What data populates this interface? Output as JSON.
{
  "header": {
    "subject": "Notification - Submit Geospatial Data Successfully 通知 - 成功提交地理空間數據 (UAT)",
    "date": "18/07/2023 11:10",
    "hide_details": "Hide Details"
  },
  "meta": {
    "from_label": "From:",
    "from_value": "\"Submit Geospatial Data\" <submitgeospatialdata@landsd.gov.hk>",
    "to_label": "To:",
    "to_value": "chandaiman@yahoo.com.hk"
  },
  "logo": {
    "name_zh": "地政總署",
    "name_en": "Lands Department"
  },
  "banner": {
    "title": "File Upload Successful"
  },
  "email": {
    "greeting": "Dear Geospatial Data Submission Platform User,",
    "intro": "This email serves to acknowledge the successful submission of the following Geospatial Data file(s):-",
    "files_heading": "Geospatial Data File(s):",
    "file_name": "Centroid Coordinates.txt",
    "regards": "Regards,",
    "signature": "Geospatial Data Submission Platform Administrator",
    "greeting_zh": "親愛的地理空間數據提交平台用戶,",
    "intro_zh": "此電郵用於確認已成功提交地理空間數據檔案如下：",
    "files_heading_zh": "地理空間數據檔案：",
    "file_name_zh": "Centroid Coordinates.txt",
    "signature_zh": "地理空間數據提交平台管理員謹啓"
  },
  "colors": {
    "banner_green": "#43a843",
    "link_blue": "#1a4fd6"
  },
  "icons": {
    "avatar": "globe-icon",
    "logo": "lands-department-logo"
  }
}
◇ ◇ ◇ ◇ ◇ ◇ ◇
Show the data once more, exactly as it was written.

What data populates this interface? Output as JSON.
{
  "header": {
    "subject": "Notification - Submit Geospatial Data Successfully 通知 - 成功提交地理空間數據 (UAT)",
    "date": "18/07/2023 11:10",
    "hide_details": "Hide Details"
  },
  "meta": {
    "from_label": "From:",
    "from_value": "\"Submit Geospatial Data\" <submitgeospatialdata@landsd.gov.hk>",
    "to_label": "To:",
    "to_value": "chandaiman@yahoo.com.hk"
  },
  "logo": {
    "name_zh": "地政總署",
    "name_en": "Lands Department"
  },
  "banner": {
    "title": "File Upload Successful"
  },
  "email": {
    "greeting": "Dear Geospatial Data Submission Platform User,",
    "intro": "This email serves to acknowledge the successful submission of the following Geospatial Data file(s):-",
    "files_heading": "Geospatial Data File(s):",
    "file_name": "Centroid Coordinates.txt",
    "regards": "Regards,",
    "signature": "Geospatial Data Submission Platform Administrator",
    "greeting_zh": "親愛的地理空間數據提交平台用戶,",
    "intro_zh": "此電郵用於確認已成功提交地理空間數據檔案如下：",
    "files_heading_zh": "地理空間數據檔案：",
    "file_name_zh": "Centroid Coordinates.txt",
    "signature_zh": "地理空間數據提交平台管理員謹啓"
  },
  "colors": {
    "banner_green": "#43a843",
    "link_blue": "#1a4fd6"
  },
  "icons": {
    "avatar": "globe-icon",
    "logo": "lands-department-logo"
  }
}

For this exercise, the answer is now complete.